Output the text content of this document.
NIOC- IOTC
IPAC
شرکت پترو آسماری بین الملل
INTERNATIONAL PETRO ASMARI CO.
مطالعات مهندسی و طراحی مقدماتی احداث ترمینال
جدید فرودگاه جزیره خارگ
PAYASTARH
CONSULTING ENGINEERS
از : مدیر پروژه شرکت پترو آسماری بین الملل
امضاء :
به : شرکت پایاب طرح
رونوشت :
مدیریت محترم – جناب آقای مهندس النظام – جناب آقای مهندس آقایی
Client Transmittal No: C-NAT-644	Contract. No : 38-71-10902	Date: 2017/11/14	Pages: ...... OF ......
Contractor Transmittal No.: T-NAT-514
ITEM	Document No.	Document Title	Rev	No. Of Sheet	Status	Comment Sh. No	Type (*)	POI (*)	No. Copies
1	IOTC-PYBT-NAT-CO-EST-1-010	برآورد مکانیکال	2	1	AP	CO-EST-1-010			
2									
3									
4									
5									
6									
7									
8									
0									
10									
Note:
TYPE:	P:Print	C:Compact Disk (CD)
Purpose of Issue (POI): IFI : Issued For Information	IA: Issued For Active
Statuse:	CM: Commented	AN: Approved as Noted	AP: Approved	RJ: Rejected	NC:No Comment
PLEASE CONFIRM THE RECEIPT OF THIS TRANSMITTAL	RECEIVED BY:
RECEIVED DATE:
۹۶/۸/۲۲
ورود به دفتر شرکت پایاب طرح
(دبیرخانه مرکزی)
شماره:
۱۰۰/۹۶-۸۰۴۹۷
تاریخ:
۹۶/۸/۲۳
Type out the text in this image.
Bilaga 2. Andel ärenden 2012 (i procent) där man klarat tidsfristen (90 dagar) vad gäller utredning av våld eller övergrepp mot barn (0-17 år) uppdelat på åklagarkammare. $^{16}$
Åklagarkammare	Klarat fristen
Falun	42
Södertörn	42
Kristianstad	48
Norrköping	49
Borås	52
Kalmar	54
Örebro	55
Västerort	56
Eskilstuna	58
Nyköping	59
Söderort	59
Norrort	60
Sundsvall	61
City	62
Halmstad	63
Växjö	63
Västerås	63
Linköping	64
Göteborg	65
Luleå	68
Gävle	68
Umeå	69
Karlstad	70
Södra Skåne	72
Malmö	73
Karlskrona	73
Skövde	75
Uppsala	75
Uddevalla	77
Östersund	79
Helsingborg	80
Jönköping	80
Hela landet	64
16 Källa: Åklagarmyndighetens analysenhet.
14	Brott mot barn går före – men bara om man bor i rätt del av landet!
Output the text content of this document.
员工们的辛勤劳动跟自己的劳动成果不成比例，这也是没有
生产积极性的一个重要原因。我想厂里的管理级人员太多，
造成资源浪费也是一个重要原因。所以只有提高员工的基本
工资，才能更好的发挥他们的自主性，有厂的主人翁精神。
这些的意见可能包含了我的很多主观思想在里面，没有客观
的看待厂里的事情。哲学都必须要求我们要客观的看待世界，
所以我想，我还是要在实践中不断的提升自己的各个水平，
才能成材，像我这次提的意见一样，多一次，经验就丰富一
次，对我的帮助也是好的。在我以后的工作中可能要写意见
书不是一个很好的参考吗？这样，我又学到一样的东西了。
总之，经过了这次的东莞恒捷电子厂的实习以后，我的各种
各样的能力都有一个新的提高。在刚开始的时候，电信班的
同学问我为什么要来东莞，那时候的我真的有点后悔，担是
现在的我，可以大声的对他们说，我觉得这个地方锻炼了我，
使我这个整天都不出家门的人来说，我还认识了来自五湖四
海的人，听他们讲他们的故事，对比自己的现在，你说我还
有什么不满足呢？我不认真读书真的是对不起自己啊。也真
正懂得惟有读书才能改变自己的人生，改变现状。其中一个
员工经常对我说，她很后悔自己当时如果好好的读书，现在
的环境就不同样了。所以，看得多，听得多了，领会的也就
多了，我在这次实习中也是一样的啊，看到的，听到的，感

——

§ PROBLEM STATEMENT: Every entry must be quoted exactly as it appears above.

§ EXERCISE OUTPUT:
Output the text content of this document.
NIOC- IOTC
IPAC
شرکت پترو آسماری بین الملل
INTERNATIONAL PETRO ASMARI CO.
مطالعات مهندسی و طراحی مقدماتی احداث ترمینال
جدید فرودگاه جزیره خارگ
PAYASTARH
CONSULTING ENGINEERS
از : مدیر پروژه شرکت پترو آسماری بین الملل
امضاء :
به : شرکت پایاب طرح
رونوشت :
مدیریت محترم – جناب آقای مهندس النظام – جناب آقای مهندس آقایی
Client Transmittal No: C-NAT-644	Contract. No : 38-71-10902	Date: 2017/11/14	Pages: ...... OF ......
Contractor Transmittal No.: T-NAT-514
ITEM	Document No.	Document Title	Rev	No. Of Sheet	Status	Comment Sh. No	Type (*)	POI (*)	No. Copies
1	IOTC-PYBT-NAT-CO-EST-1-010	برآورد مکانیکال	2	1	AP	CO-EST-1-010			
2									
3									
4									
5									
6									
7									
8									
0									
10									
Note:
TYPE:	P:Print	C:Compact Disk (CD)
Purpose of Issue (POI): IFI : Issued For Information	IA: Issued For Active
Statuse:	CM: Commented	AN: Approved as Noted	AP: Approved	RJ: Rejected	NC:No Comment
PLEASE CONFIRM THE RECEIPT OF THIS TRANSMITTAL	RECEIVED BY:
RECEIVED DATE:
۹۶/۸/۲۲
ورود به دفتر شرکت پایاب طرح
(دبیرخانه مرکزی)
شماره:
۱۰۰/۹۶-۸۰۴۹۷
تاریخ:
۹۶/۸/۲۳
Type out the text in this image.
Bilaga 2. Andel ärenden 2012 (i procent) där man klarat tidsfristen (90 dagar) vad gäller utredning av våld eller övergrepp mot barn (0-17 år) uppdelat på åklagarkammare. $^{16}$
Åklagarkammare	Klarat fristen
Falun	42
Södertörn	42
Kristianstad	48
Norrköping	49
Borås	52
Kalmar	54
Örebro	55
Västerort	56
Eskilstuna	58
Nyköping	59
Söderort	59
Norrort	60
Sundsvall	61
City	62
Halmstad	63
Växjö	63
Västerås	63
Linköping	64
Göteborg	65
Luleå	68
Gävle	68
Umeå	69
Karlstad	70
Södra Skåne	72
Malmö	73
Karlskrona	73
Skövde	75
Uppsala	75
Uddevalla	77
Östersund	79
Helsingborg	80
Jönköping	80
Hela landet	64
16 Källa: Åklagarmyndighetens analysenhet.
14	Brott mot barn går före – men bara om man bor i rätt del av landet!
Output the text content of this document.
员工们的辛勤劳动跟自己的劳动成果不成比例，这也是没有
生产积极性的一个重要原因。我想厂里的管理级人员太多，
造成资源浪费也是一个重要原因。所以只有提高员工的基本
工资，才能更好的发挥他们的自主性，有厂的主人翁精神。
这些的意见可能包含了我的很多主观思想在里面，没有客观
的看待厂里的事情。哲学都必须要求我们要客观的看待世界，
所以我想，我还是要在实践中不断的提升自己的各个水平，
才能成材，像我这次提的意见一样，多一次，经验就丰富一
次，对我的帮助也是好的。在我以后的工作中可能要写意见
书不是一个很好的参考吗？这样，我又学到一样的东西了。
总之，经过了这次的东莞恒捷电子厂的实习以后，我的各种
各样的能力都有一个新的提高。在刚开始的时候，电信班的
同学问我为什么要来东莞，那时候的我真的有点后悔，担是
现在的我，可以大声的对他们说，我觉得这个地方锻炼了我，
使我这个整天都不出家门的人来说，我还认识了来自五湖四
海的人，听他们讲他们的故事，对比自己的现在，你说我还
有什么不满足呢？我不认真读书真的是对不起自己啊。也真
正懂得惟有读书才能改变自己的人生，改变现状。其中一个
员工经常对我说，她很后悔自己当时如果好好的读书，现在
的环境就不同样了。所以，看得多，听得多了，领会的也就
多了，我在这次实习中也是一样的啊，看到的，听到的，感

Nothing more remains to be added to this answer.